Stored records
>> START
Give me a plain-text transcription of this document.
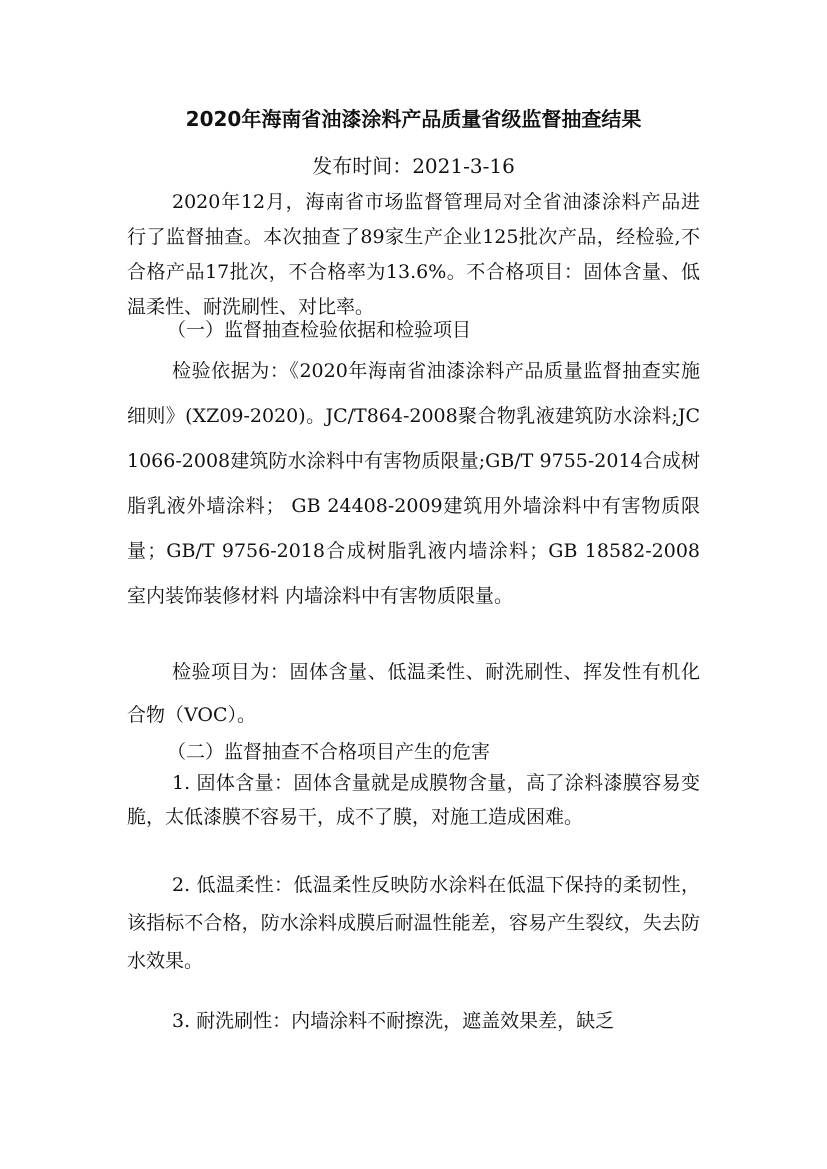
2020年海南省油漆涂料产品质量省级监督抽查结果
发布时间：2021-3-16

2020年12月，海南省市场监督管理局对全省油漆涂料产品进行了监督抽查。本次抽查了89家生产企业125批次产品，经检验,不合格产品17批次，不合格率为13.6%。不合格项目：固体含量、低温柔性、耐洗刷性、对比率。

（一）监督抽查检验依据和检验项目

检验依据为：《2020年海南省油漆涂料产品质量监督抽查实施细则》(XZ09-2020)。JC/T864-2008聚合物乳液建筑防水涂料;JC 1066-2008建筑防水涂料中有害物质限量;GB/T 9755-2014合成树脂乳液外墙涂料； GB 24408-2009建筑用外墙涂料中有害物质限量；GB/T 9756-2018合成树脂乳液内墙涂料；GB 18582-2008室内装饰装修材料 内墙涂料中有害物质限量。

检验项目为：固体含量、低温柔性、耐洗刷性、挥发性有机化合物（VOC）。

（二）监督抽查不合格项目产生的危害

1. 固体含量：固体含量就是成膜物含量，高了涂料漆膜容易变脆，太低漆膜不容易干，成不了膜，对施工造成困难。

2. 低温柔性：低温柔性反映防水涂料在低温下保持的柔韧性，该指标不合格，防水涂料成膜后耐温性能差，容易产生裂纹，失去防水效果。

3. 耐洗刷性：内墙涂料不耐擦洗，遮盖效果差，缺乏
>> END
*WORK TO BE COMPLETED*: Repeat the records word for word. Any picture in them should be left out.

*RESPONSE TO THE EXERCISE*:
Give me a plain-text transcription of this document.
2020年海南省油漆涂料产品质量省级监督抽查结果
发布时间：2021-3-16

2020年12月，海南省市场监督管理局对全省油漆涂料产品进行了监督抽查。本次抽查了89家生产企业125批次产品，经检验,不合格产品17批次，不合格率为13.6%。不合格项目：固体含量、低温柔性、耐洗刷性、对比率。

（一）监督抽查检验依据和检验项目

检验依据为：《2020年海南省油漆涂料产品质量监督抽查实施细则》(XZ09-2020)。JC/T864-2008聚合物乳液建筑防水涂料;JC 1066-2008建筑防水涂料中有害物质限量;GB/T 9755-2014合成树脂乳液外墙涂料； GB 24408-2009建筑用外墙涂料中有害物质限量；GB/T 9756-2018合成树脂乳液内墙涂料；GB 18582-2008室内装饰装修材料 内墙涂料中有害物质限量。

检验项目为：固体含量、低温柔性、耐洗刷性、挥发性有机化合物（VOC）。

（二）监督抽查不合格项目产生的危害

1. 固体含量：固体含量就是成膜物含量，高了涂料漆膜容易变脆，太低漆膜不容易干，成不了膜，对施工造成困难。

2. 低温柔性：低温柔性反映防水涂料在低温下保持的柔韧性，该指标不合格，防水涂料成膜后耐温性能差，容易产生裂纹，失去防水效果。

3. 耐洗刷性：内墙涂料不耐擦洗，遮盖效果差，缺乏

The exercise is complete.